§ **WHAT TO WORK ON**: Each line in the entries below that holds the string "الخطيب" is to be listed.

[A run of records]
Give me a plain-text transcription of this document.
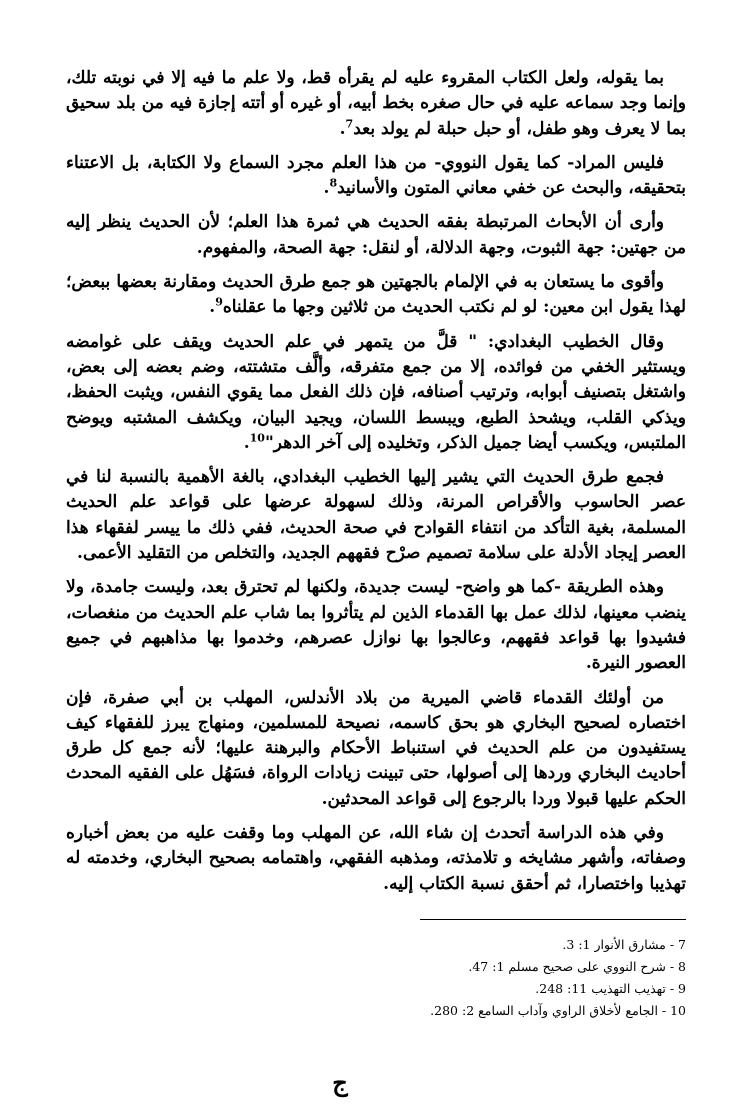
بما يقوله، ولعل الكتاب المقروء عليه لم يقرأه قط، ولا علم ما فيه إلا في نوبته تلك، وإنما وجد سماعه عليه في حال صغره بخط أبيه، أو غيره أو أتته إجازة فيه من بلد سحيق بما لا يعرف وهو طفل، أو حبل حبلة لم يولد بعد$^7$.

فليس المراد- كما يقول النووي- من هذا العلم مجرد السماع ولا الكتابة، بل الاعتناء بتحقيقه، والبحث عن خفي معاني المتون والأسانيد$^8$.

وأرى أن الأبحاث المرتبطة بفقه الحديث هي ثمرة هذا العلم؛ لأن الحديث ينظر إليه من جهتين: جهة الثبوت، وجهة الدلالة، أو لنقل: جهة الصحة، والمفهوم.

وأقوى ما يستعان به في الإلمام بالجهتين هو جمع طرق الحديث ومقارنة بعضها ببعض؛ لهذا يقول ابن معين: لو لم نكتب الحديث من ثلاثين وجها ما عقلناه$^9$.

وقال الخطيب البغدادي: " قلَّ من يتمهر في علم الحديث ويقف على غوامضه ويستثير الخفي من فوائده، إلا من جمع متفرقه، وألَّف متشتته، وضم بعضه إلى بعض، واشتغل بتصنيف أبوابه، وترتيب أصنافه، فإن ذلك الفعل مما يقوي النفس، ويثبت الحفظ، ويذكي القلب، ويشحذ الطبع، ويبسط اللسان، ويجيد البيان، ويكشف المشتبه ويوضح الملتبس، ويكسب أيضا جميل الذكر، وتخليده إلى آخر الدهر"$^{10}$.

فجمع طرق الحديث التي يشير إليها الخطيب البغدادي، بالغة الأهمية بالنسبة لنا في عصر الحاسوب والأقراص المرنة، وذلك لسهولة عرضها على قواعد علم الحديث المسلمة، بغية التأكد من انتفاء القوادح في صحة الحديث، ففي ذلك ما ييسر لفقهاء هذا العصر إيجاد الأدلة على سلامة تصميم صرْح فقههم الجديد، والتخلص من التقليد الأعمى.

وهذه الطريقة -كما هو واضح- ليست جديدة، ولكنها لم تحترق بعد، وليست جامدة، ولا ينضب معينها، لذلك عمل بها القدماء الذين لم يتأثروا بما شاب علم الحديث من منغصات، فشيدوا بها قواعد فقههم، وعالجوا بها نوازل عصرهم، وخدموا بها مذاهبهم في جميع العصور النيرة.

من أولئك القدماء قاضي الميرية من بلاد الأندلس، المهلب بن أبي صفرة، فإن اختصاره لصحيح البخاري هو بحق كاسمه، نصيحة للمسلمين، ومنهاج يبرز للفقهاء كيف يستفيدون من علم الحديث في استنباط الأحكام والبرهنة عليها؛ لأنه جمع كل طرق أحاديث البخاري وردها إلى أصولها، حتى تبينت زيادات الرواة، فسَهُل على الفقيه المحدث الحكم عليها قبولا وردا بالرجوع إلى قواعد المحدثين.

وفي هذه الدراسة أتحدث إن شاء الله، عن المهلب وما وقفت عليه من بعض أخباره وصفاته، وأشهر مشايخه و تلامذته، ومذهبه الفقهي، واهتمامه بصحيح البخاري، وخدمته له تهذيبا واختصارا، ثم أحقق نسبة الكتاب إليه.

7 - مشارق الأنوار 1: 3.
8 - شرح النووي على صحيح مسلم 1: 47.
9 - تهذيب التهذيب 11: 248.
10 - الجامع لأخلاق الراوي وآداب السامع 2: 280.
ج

§ **RESPONSE TO THE EXERCISE**:
وقال الخطيب البغدادي: " قلَّ من يتمهر في علم الحديث ويقف على غوامضه ويستثير الخفي من فوائده، إلا من جمع متفرقه، وألَّف متشتته، وضم بعضه إلى بعض، واشتغل بتصنيف أبوابه، وترتيب أصنافه، فإن ذلك الفعل مما يقوي النفس، ويثبت الحفظ، ويذكي القلب، ويشحذ الطبع، ويبسط اللسان، ويجيد البيان، ويكشف المشتبه ويوضح الملتبس، ويكسب أيضا جميل الذكر، وتخليده إلى آخر الدهر"$^{10}$.
فجمع طرق الحديث التي يشير إليها الخطيب البغدادي، بالغة الأهمية بالنسبة لنا في عصر الحاسوب والأقراص المرنة، وذلك لسهولة عرضها على قواعد علم الحديث المسلمة، بغية التأكد من انتفاء القوادح في صحة الحديث، ففي ذلك ما ييسر لفقهاء هذا العصر إيجاد الأدلة على سلامة تصميم صرْح فقههم الجديد، والتخلص من التقليد الأعمى.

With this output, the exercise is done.